- [Work to be completed]: Print each line exactly as it is given.
— start Entries supplied —
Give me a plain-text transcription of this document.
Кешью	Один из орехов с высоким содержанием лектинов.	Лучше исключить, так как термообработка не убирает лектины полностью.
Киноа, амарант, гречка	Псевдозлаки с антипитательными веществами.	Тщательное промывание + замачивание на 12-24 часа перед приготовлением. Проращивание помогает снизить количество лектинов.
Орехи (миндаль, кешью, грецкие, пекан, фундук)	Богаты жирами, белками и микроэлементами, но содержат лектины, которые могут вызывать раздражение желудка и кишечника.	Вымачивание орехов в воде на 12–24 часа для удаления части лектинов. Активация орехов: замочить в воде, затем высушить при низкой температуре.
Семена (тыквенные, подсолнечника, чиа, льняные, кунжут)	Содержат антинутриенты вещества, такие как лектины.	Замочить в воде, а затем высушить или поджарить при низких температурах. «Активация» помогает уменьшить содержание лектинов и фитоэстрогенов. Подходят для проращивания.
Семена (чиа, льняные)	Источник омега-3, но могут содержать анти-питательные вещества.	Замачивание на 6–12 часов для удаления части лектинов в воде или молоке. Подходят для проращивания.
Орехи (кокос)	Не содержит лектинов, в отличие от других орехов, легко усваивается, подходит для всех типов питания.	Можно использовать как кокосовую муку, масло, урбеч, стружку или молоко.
— end Entries supplied —
- [The solution]:
Give me a plain-text transcription of this document.
Кешью	Один из орехов с высоким содержанием лектинов.	Лучше исключить, так как термообработка не убирает лектины полностью.
Киноа, амарант, гречка	Псевдозлаки с антипитательными веществами.	Тщательное промывание + замачивание на 12-24 часа перед приготовлением. Проращивание помогает снизить количество лектинов.
Орехи (миндаль, кешью, грецкие, пекан, фундук)	Богаты жирами, белками и микроэлементами, но содержат лектины, которые могут вызывать раздражение желудка и кишечника.	Вымачивание орехов в воде на 12–24 часа для удаления части лектинов. Активация орехов: замочить в воде, затем высушить при низкой температуре.
Семена (тыквенные, подсолнечника, чиа, льняные, кунжут)	Содержат антинутриенты вещества, такие как лектины.	Замочить в воде, а затем высушить или поджарить при низких температурах. «Активация» помогает уменьшить содержание лектинов и фитоэстрогенов. Подходят для проращивания.
Семена (чиа, льняные)	Источник омега-3, но могут содержать анти-питательные вещества.	Замачивание на 6–12 часов для удаления части лектинов в воде или молоке. Подходят для проращивания.
Орехи (кокос)	Не содержит лектинов, в отличие от других орехов, легко усваивается, подходит для всех типов питания.	Можно использовать как кокосовую муку, масло, урбеч, стружку или молоко.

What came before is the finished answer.